| EXERCISE DETAILS |
Each line that contains the word "Enlargement" counts once; give the total for the records below and nothing else.

| GIVEN DATA |
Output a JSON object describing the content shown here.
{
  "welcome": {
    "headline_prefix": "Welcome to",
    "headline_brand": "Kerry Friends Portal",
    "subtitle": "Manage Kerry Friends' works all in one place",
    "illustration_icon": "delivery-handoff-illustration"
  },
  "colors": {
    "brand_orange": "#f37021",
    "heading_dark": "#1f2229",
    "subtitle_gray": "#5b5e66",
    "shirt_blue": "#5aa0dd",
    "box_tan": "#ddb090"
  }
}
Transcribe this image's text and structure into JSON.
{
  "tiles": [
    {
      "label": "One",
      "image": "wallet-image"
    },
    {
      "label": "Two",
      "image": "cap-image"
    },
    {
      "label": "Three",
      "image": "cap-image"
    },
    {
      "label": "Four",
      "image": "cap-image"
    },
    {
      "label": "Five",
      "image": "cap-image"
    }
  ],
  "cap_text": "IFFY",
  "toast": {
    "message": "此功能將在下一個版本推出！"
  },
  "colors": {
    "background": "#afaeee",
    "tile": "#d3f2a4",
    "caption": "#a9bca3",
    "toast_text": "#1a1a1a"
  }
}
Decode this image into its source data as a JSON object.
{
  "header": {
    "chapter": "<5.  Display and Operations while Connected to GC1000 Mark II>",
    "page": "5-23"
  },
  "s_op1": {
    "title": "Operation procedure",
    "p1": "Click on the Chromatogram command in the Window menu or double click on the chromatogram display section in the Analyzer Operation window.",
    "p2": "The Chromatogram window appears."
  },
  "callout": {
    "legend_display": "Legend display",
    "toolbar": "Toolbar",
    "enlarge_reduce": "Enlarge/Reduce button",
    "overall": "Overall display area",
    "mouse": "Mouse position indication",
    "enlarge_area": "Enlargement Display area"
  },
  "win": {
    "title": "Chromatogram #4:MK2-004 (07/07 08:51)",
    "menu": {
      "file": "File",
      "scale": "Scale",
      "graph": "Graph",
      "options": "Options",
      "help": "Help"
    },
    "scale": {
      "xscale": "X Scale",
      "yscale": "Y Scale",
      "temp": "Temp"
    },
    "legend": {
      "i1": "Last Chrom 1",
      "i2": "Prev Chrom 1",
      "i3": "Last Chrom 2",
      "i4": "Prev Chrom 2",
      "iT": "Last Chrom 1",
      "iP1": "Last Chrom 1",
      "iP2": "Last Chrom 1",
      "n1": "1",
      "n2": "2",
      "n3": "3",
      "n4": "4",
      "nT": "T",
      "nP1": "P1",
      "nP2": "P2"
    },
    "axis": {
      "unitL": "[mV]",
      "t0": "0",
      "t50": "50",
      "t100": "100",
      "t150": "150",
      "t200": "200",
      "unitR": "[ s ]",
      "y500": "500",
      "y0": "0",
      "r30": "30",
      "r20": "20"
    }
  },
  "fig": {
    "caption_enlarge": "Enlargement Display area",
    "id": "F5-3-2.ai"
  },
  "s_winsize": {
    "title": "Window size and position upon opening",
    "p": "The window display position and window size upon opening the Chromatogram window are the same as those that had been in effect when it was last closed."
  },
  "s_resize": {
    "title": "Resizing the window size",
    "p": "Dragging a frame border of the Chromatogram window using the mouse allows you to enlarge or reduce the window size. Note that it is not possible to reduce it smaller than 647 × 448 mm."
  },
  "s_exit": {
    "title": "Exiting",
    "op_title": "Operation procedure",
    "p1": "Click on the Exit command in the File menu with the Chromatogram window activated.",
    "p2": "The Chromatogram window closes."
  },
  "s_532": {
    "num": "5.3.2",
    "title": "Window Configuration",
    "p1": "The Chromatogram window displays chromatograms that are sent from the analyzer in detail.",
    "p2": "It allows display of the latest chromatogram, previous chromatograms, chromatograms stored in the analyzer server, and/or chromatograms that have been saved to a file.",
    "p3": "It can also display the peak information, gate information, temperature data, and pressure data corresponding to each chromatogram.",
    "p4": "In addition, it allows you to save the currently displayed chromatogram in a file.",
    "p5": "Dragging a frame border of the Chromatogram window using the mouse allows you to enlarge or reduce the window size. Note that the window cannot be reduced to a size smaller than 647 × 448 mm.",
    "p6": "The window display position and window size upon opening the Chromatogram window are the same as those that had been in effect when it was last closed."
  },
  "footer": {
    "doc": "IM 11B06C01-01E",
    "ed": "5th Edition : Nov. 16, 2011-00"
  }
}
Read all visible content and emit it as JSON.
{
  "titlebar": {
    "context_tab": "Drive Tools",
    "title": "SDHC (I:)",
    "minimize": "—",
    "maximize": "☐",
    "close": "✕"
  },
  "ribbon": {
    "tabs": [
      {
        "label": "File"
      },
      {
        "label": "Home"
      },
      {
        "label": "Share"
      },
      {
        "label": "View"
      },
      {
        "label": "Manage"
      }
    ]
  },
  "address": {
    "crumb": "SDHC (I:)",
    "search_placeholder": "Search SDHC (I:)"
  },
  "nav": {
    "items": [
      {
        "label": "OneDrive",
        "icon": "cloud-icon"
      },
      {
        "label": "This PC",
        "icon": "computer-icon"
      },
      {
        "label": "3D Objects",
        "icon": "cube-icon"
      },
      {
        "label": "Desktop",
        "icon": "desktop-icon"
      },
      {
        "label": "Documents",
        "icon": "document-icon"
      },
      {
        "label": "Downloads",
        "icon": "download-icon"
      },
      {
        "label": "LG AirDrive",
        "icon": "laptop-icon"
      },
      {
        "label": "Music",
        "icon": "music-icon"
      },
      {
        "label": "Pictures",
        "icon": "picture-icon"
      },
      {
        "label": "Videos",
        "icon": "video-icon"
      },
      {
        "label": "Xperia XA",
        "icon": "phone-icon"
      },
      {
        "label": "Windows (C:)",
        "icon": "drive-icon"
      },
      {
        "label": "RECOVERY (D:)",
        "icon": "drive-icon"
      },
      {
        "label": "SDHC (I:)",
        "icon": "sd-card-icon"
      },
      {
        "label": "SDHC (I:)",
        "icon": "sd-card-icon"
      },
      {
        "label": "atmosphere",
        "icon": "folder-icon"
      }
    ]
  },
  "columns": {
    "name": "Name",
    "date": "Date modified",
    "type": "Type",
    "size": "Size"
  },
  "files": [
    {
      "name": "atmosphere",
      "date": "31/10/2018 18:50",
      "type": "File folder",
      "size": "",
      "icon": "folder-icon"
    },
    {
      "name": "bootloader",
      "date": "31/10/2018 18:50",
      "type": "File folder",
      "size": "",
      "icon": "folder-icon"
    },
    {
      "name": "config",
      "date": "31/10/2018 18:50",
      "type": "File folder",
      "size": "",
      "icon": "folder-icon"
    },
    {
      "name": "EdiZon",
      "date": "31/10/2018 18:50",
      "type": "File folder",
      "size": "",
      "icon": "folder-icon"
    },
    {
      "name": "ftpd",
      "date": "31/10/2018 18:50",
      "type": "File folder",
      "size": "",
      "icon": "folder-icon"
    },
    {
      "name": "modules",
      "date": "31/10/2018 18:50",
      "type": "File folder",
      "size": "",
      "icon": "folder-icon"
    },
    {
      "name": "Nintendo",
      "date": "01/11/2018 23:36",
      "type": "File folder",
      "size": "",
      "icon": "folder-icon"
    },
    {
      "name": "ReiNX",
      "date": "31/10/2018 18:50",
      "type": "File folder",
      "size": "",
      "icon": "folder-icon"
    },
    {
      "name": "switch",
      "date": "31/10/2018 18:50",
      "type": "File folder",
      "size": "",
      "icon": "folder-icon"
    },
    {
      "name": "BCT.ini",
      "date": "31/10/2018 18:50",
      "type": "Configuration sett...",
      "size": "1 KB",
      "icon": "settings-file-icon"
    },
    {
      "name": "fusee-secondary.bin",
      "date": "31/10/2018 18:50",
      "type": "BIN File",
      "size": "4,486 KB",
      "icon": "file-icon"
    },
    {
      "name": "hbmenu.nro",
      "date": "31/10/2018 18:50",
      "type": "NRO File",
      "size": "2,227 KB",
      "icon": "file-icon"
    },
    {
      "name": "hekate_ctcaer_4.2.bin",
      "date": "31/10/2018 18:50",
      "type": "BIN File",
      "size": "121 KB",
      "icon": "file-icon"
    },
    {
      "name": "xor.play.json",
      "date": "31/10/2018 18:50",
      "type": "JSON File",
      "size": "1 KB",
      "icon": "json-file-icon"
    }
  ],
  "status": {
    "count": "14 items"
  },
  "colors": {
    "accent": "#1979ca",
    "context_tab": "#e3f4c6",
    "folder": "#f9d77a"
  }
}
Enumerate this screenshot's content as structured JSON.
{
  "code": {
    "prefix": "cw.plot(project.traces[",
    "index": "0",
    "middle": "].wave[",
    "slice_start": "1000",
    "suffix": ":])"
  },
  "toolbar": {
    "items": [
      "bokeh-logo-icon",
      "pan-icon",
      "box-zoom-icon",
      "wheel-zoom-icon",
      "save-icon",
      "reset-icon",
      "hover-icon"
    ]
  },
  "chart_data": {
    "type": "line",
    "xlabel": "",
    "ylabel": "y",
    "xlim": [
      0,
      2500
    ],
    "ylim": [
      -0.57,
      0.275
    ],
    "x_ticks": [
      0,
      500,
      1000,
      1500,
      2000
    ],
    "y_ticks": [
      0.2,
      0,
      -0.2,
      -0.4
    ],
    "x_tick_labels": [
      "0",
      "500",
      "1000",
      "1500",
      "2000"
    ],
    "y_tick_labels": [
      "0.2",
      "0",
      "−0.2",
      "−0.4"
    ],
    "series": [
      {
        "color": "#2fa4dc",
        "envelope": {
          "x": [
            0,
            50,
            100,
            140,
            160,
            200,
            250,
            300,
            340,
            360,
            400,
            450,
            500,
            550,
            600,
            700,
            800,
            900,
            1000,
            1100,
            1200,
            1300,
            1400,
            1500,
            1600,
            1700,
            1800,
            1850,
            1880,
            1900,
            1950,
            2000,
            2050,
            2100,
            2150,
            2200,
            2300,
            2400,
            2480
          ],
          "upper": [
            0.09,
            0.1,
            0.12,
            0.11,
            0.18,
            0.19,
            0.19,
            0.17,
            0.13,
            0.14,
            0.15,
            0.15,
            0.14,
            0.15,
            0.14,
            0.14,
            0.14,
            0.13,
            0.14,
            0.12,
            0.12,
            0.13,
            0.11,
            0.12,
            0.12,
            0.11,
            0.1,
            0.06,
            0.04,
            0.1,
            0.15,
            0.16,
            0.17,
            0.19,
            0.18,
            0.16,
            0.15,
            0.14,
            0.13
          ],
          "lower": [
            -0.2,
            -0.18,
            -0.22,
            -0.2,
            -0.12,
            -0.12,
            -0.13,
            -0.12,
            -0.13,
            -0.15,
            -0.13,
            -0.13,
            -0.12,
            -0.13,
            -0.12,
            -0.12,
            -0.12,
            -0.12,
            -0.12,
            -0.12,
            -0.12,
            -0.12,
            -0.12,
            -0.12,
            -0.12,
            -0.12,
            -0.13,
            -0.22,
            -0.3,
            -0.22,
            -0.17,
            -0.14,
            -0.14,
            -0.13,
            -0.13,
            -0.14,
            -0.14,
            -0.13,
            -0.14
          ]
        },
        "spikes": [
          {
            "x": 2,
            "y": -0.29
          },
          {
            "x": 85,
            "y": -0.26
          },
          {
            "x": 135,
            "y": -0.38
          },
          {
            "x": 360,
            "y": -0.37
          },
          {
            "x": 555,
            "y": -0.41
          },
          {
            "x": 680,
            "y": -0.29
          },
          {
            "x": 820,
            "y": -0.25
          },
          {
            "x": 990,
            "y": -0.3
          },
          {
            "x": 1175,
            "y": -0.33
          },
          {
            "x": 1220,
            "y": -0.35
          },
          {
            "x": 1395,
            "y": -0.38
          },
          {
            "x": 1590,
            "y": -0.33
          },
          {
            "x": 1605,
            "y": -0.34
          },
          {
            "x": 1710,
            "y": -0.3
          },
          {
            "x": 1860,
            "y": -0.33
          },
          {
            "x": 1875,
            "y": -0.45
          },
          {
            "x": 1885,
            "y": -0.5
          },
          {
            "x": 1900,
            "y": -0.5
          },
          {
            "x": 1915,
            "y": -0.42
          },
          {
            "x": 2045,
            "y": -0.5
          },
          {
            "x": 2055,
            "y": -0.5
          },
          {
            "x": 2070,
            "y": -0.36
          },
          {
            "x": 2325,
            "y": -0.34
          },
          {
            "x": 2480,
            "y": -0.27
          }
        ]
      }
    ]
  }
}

| THE REPLY |
2